[Dataset items]
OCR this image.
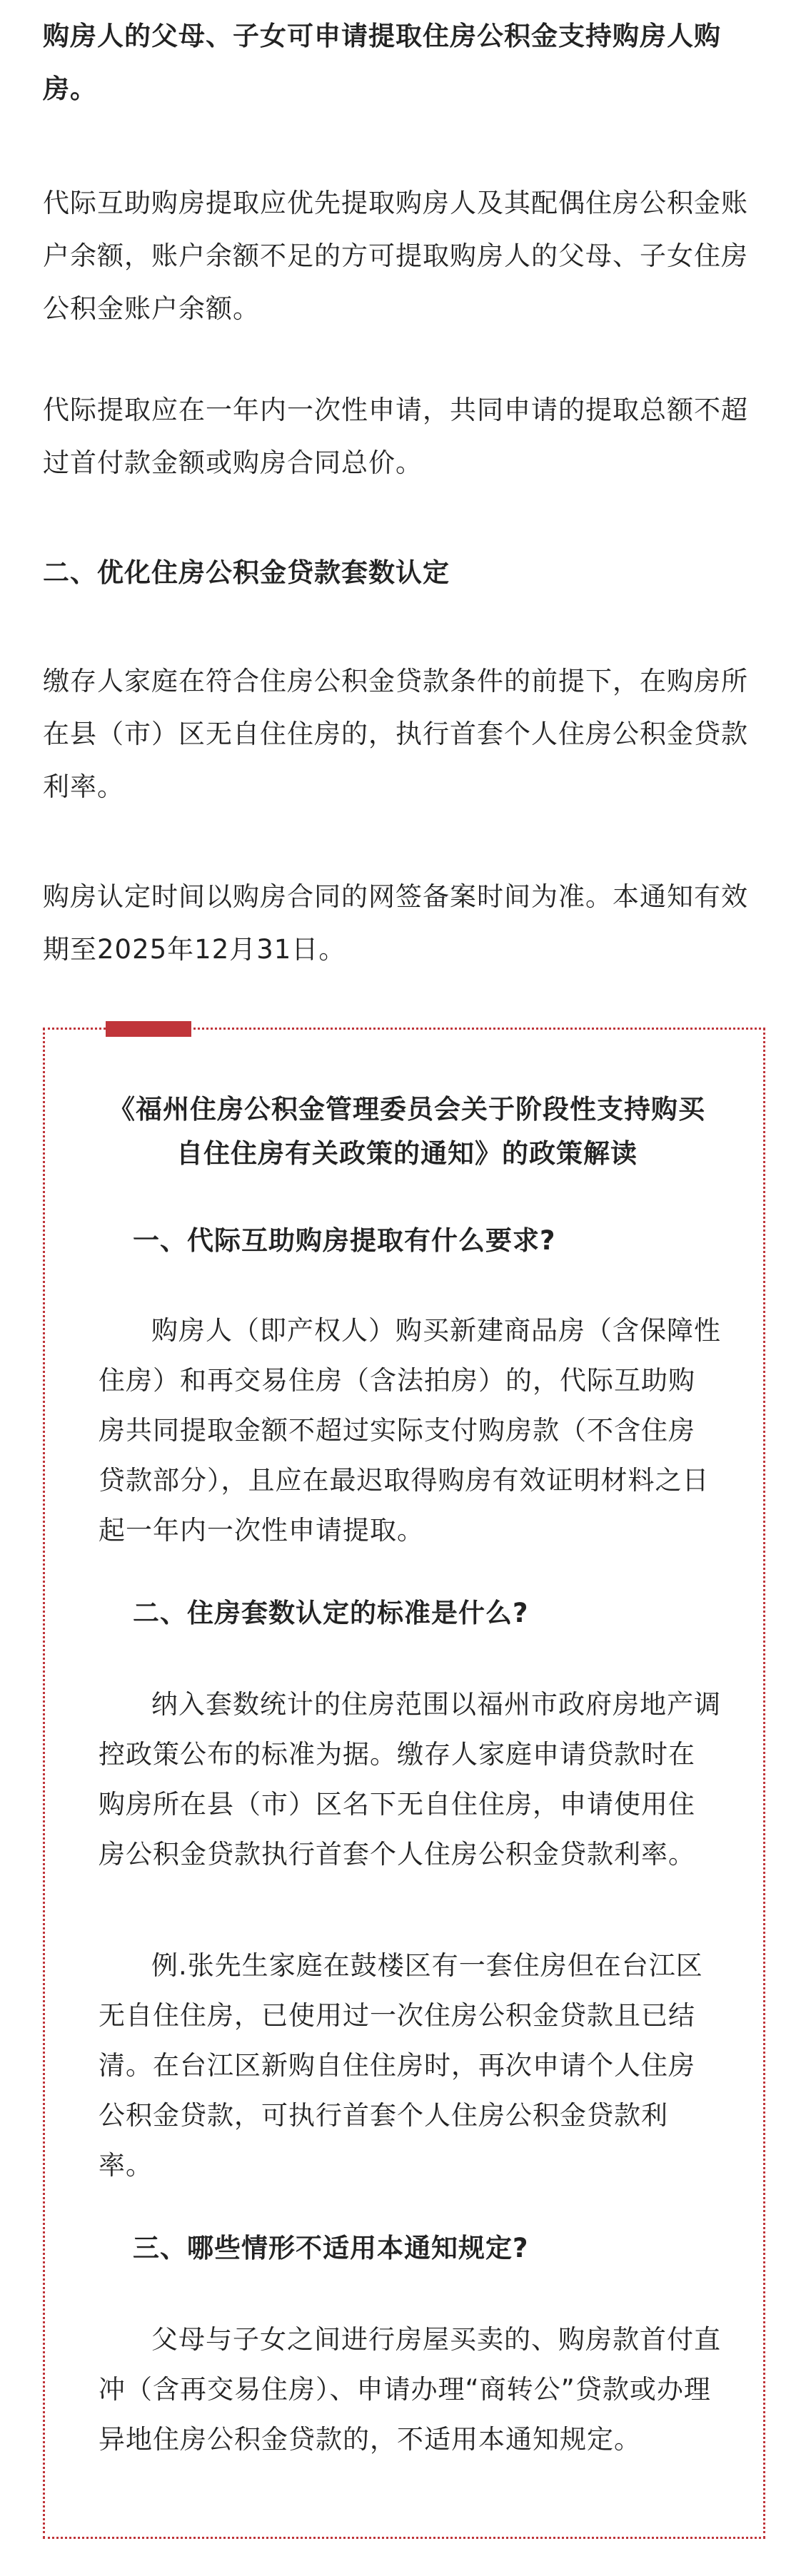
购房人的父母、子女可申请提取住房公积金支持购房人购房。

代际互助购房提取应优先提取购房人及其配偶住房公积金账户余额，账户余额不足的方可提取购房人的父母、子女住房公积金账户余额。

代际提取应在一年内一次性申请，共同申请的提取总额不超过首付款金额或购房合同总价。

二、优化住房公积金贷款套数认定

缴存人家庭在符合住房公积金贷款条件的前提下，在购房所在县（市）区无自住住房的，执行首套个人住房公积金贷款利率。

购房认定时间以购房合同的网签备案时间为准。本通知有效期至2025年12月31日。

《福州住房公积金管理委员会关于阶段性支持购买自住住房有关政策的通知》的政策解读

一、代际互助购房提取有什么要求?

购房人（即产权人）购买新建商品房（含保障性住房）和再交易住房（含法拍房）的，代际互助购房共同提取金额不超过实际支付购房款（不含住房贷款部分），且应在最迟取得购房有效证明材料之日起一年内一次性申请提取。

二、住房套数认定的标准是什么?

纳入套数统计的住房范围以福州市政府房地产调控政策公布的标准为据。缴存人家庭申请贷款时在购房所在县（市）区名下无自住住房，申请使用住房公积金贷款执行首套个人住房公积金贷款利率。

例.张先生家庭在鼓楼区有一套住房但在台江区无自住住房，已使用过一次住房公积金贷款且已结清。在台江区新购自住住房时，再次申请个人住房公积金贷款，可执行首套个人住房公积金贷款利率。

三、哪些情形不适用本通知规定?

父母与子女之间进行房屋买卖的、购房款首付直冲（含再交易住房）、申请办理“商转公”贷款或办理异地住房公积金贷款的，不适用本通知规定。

** PROBLEM STATEMENT **
Without the pictures, print the records in full, exactly as they appear.

** WRITTEN REPLY **
OCR this image.
购房人的父母、子女可申请提取住房公积金支持购房人购房。

代际互助购房提取应优先提取购房人及其配偶住房公积金账户余额，账户余额不足的方可提取购房人的父母、子女住房公积金账户余额。

代际提取应在一年内一次性申请，共同申请的提取总额不超过首付款金额或购房合同总价。

二、优化住房公积金贷款套数认定

缴存人家庭在符合住房公积金贷款条件的前提下，在购房所在县（市）区无自住住房的，执行首套个人住房公积金贷款利率。

购房认定时间以购房合同的网签备案时间为准。本通知有效期至2025年12月31日。

《福州住房公积金管理委员会关于阶段性支持购买自住住房有关政策的通知》的政策解读

一、代际互助购房提取有什么要求?

购房人（即产权人）购买新建商品房（含保障性住房）和再交易住房（含法拍房）的，代际互助购房共同提取金额不超过实际支付购房款（不含住房贷款部分），且应在最迟取得购房有效证明材料之日起一年内一次性申请提取。

二、住房套数认定的标准是什么?

纳入套数统计的住房范围以福州市政府房地产调控政策公布的标准为据。缴存人家庭申请贷款时在购房所在县（市）区名下无自住住房，申请使用住房公积金贷款执行首套个人住房公积金贷款利率。

例.张先生家庭在鼓楼区有一套住房但在台江区无自住住房，已使用过一次住房公积金贷款且已结清。在台江区新购自住住房时，再次申请个人住房公积金贷款，可执行首套个人住房公积金贷款利率。

三、哪些情形不适用本通知规定?

父母与子女之间进行房屋买卖的、购房款首付直冲（含再交易住房）、申请办理“商转公”贷款或办理异地住房公积金贷款的，不适用本通知规定。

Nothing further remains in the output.